Retype each record shown below, leaving every character as it is.

──────── MATERIAL FOR THIS EXERCISE

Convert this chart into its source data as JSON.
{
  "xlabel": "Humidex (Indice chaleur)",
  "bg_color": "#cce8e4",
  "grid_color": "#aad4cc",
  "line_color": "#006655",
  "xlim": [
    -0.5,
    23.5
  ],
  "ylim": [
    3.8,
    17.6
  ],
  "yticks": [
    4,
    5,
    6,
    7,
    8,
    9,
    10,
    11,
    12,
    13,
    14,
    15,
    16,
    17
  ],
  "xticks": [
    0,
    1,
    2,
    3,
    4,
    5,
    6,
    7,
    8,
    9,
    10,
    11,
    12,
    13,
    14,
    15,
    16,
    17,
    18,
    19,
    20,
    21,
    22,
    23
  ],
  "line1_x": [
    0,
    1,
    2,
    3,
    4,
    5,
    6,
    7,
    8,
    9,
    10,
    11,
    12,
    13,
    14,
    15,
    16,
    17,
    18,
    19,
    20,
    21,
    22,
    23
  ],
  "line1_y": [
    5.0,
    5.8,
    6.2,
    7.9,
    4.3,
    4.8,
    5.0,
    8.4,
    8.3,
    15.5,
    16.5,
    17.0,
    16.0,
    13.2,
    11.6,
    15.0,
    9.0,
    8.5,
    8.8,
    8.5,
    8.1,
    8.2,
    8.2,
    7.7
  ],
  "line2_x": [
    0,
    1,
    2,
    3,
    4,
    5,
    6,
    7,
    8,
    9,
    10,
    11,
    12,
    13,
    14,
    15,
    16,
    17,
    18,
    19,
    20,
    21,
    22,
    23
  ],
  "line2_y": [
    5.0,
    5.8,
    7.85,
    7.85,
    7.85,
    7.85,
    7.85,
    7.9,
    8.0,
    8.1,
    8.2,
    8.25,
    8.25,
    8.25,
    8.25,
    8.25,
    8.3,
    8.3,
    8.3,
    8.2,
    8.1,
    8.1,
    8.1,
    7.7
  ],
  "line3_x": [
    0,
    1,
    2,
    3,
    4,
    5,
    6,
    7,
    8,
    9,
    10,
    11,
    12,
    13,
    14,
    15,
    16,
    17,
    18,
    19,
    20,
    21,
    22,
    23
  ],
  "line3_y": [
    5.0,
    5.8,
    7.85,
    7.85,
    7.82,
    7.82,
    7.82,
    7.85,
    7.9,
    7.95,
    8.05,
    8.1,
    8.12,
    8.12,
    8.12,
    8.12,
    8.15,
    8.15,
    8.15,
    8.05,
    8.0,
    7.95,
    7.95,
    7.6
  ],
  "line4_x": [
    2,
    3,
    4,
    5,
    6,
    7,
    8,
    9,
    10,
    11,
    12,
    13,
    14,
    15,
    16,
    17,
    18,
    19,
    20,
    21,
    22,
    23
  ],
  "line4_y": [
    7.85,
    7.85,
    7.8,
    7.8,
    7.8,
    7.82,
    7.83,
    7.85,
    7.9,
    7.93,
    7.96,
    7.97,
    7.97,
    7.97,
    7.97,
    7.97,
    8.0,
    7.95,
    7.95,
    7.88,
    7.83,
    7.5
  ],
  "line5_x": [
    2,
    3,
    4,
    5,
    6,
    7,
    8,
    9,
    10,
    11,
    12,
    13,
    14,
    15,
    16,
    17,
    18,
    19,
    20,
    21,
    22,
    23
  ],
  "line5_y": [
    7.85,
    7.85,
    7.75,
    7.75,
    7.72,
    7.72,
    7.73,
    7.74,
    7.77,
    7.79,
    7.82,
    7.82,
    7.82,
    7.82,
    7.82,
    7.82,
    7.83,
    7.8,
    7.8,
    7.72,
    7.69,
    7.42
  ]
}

────────────────

§ FULL OUTPUT
Convert this chart into its source data as JSON.
{
  "xlabel": "Humidex (Indice chaleur)",
  "bg_color": "#cce8e4",
  "grid_color": "#aad4cc",
  "line_color": "#006655",
  "xlim": [
    -0.5,
    23.5
  ],
  "ylim": [
    3.8,
    17.6
  ],
  "yticks": [
    4,
    5,
    6,
    7,
    8,
    9,
    10,
    11,
    12,
    13,
    14,
    15,
    16,
    17
  ],
  "xticks": [
    0,
    1,
    2,
    3,
    4,
    5,
    6,
    7,
    8,
    9,
    10,
    11,
    12,
    13,
    14,
    15,
    16,
    17,
    18,
    19,
    20,
    21,
    22,
    23
  ],
  "line1_x": [
    0,
    1,
    2,
    3,
    4,
    5,
    6,
    7,
    8,
    9,
    10,
    11,
    12,
    13,
    14,
    15,
    16,
    17,
    18,
    19,
    20,
    21,
    22,
    23
  ],
  "line1_y": [
    5.0,
    5.8,
    6.2,
    7.9,
    4.3,
    4.8,
    5.0,
    8.4,
    8.3,
    15.5,
    16.5,
    17.0,
    16.0,
    13.2,
    11.6,
    15.0,
    9.0,
    8.5,
    8.8,
    8.5,
    8.1,
    8.2,
    8.2,
    7.7
  ],
  "line2_x": [
    0,
    1,
    2,
    3,
    4,
    5,
    6,
    7,
    8,
    9,
    10,
    11,
    12,
    13,
    14,
    15,
    16,
    17,
    18,
    19,
    20,
    21,
    22,
    23
  ],
  "line2_y": [
    5.0,
    5.8,
    7.85,
    7.85,
    7.85,
    7.85,
    7.85,
    7.9,
    8.0,
    8.1,
    8.2,
    8.25,
    8.25,
    8.25,
    8.25,
    8.25,
    8.3,
    8.3,
    8.3,
    8.2,
    8.1,
    8.1,
    8.1,
    7.7
  ],
  "line3_x": [
    0,
    1,
    2,
    3,
    4,
    5,
    6,
    7,
    8,
    9,
    10,
    11,
    12,
    13,
    14,
    15,
    16,
    17,
    18,
    19,
    20,
    21,
    22,
    23
  ],
  "line3_y": [
    5.0,
    5.8,
    7.85,
    7.85,
    7.82,
    7.82,
    7.82,
    7.85,
    7.9,
    7.95,
    8.05,
    8.1,
    8.12,
    8.12,
    8.12,
    8.12,
    8.15,
    8.15,
    8.15,
    8.05,
    8.0,
    7.95,
    7.95,
    7.6
  ],
  "line4_x": [
    2,
    3,
    4,
    5,
    6,
    7,
    8,
    9,
    10,
    11,
    12,
    13,
    14,
    15,
    16,
    17,
    18,
    19,
    20,
    21,
    22,
    23
  ],
  "line4_y": [
    7.85,
    7.85,
    7.8,
    7.8,
    7.8,
    7.82,
    7.83,
    7.85,
    7.9,
    7.93,
    7.96,
    7.97,
    7.97,
    7.97,
    7.97,
    7.97,
    8.0,
    7.95,
    7.95,
    7.88,
    7.83,
    7.5
  ],
  "line5_x": [
    2,
    3,
    4,
    5,
    6,
    7,
    8,
    9,
    10,
    11,
    12,
    13,
    14,
    15,
    16,
    17,
    18,
    19,
    20,
    21,
    22,
    23
  ],
  "line5_y": [
    7.85,
    7.85,
    7.75,
    7.75,
    7.72,
    7.72,
    7.73,
    7.74,
    7.77,
    7.79,
    7.82,
    7.82,
    7.82,
    7.82,
    7.82,
    7.82,
    7.83,
    7.8,
    7.8,
    7.72,
    7.69,
    7.42
  ]
}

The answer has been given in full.